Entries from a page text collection
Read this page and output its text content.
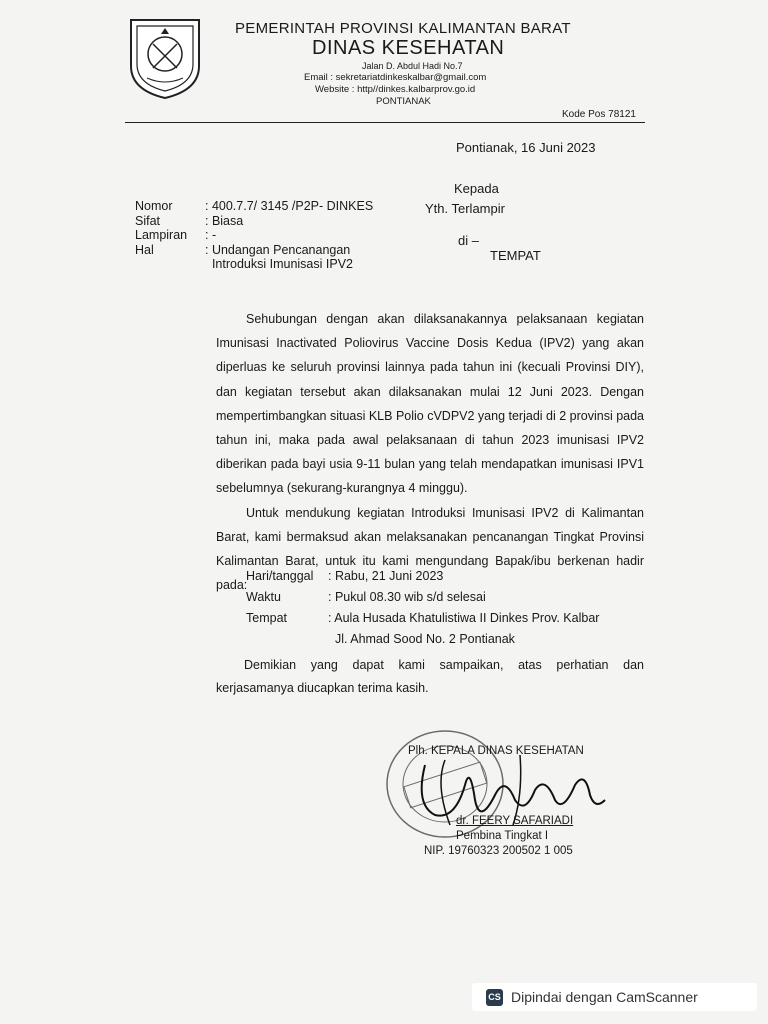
PEMERINTAH PROVINSI KALIMANTAN BARAT
DINAS KESEHATAN
Jalan D. Abdul Hadi No.7
Email : sekretariatdinkeskalbar@gmail.com
Website : http//dinkes.kalbarprov.go.id
PONTIANAK
Kode Pos 78121
Pontianak, 16 Juni 2023
Kepada
Yth. Terlampir
di –
TEMPAT
Nomor	: 400.7.7/ 3145 /P2P- DINKES
Sifat	: Biasa
Lampiran	: -
Hal	: Undangan Pencanangan
Introduksi Imunisasi IPV2

Sehubungan dengan akan dilaksanakannya pelaksanaan kegiatan Imunisasi Inactivated Poliovirus Vaccine Dosis Kedua (IPV2) yang akan diperluas ke seluruh provinsi lainnya pada tahun ini (kecuali Provinsi DIY), dan kegiatan tersebut akan dilaksanakan mulai 12 Juni 2023. Dengan mempertimbangkan situasi KLB Polio cVDPV2 yang terjadi di 2 provinsi pada tahun ini, maka pada awal pelaksanaan di tahun 2023 imunisasi IPV2 diberikan pada bayi usia 9-11 bulan yang telah mendapatkan imunisasi IPV1 sebelumnya (sekurang-kurangnya 4 minggu).

Untuk mendukung kegiatan Introduksi Imunisasi IPV2 di Kalimantan Barat, kami bermaksud akan melaksanakan pencanangan Tingkat Provinsi Kalimantan Barat, untuk itu kami mengundang Bapak/ibu berkenan hadir pada:

Hari/tanggal	: Rabu, 21 Juni 2023
Waktu	: Pukul 08.30 wib s/d selesai
Tempat	: Aula Husada Khatulistiwa II Dinkes Prov. Kalbar
Jl. Ahmad Sood No. 2 Pontianak
Demikian yang dapat kami sampaikan, atas perhatian dan kerjasamanya diucapkan terima kasih.
Plh. KEPALA DINAS KESEHATAN
dr. FEERY SAFARIADI
Pembina Tingkat I
NIP. 19760323 200502 1 005
CS Dipindai dengan CamScanner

**PROBLEM DESCRIPTION**
The records above should be copied word for word, with the pictures left out.

**RESULT FOR THIS TASK**
Read this page and output its text content.
PEMERINTAH PROVINSI KALIMANTAN BARAT
DINAS KESEHATAN
Jalan D. Abdul Hadi No.7
Email : sekretariatdinkeskalbar@gmail.com
Website : http//dinkes.kalbarprov.go.id
PONTIANAK
Kode Pos 78121
Pontianak, 16 Juni 2023
Kepada
Yth. Terlampir
di –
TEMPAT
Nomor	: 400.7.7/ 3145 /P2P- DINKES
Sifat	: Biasa
Lampiran	: -
Hal	: Undangan Pencanangan
Introduksi Imunisasi IPV2

Sehubungan dengan akan dilaksanakannya pelaksanaan kegiatan Imunisasi Inactivated Poliovirus Vaccine Dosis Kedua (IPV2) yang akan diperluas ke seluruh provinsi lainnya pada tahun ini (kecuali Provinsi DIY), dan kegiatan tersebut akan dilaksanakan mulai 12 Juni 2023. Dengan mempertimbangkan situasi KLB Polio cVDPV2 yang terjadi di 2 provinsi pada tahun ini, maka pada awal pelaksanaan di tahun 2023 imunisasi IPV2 diberikan pada bayi usia 9-11 bulan yang telah mendapatkan imunisasi IPV1 sebelumnya (sekurang-kurangnya 4 minggu).

Untuk mendukung kegiatan Introduksi Imunisasi IPV2 di Kalimantan Barat, kami bermaksud akan melaksanakan pencanangan Tingkat Provinsi Kalimantan Barat, untuk itu kami mengundang Bapak/ibu berkenan hadir pada:

Hari/tanggal	: Rabu, 21 Juni 2023
Waktu	: Pukul 08.30 wib s/d selesai
Tempat	: Aula Husada Khatulistiwa II Dinkes Prov. Kalbar
Jl. Ahmad Sood No. 2 Pontianak
Demikian yang dapat kami sampaikan, atas perhatian dan kerjasamanya diucapkan terima kasih.
Plh. KEPALA DINAS KESEHATAN
dr. FEERY SAFARIADI
Pembina Tingkat I
NIP. 19760323 200502 1 005
CS Dipindai dengan CamScanner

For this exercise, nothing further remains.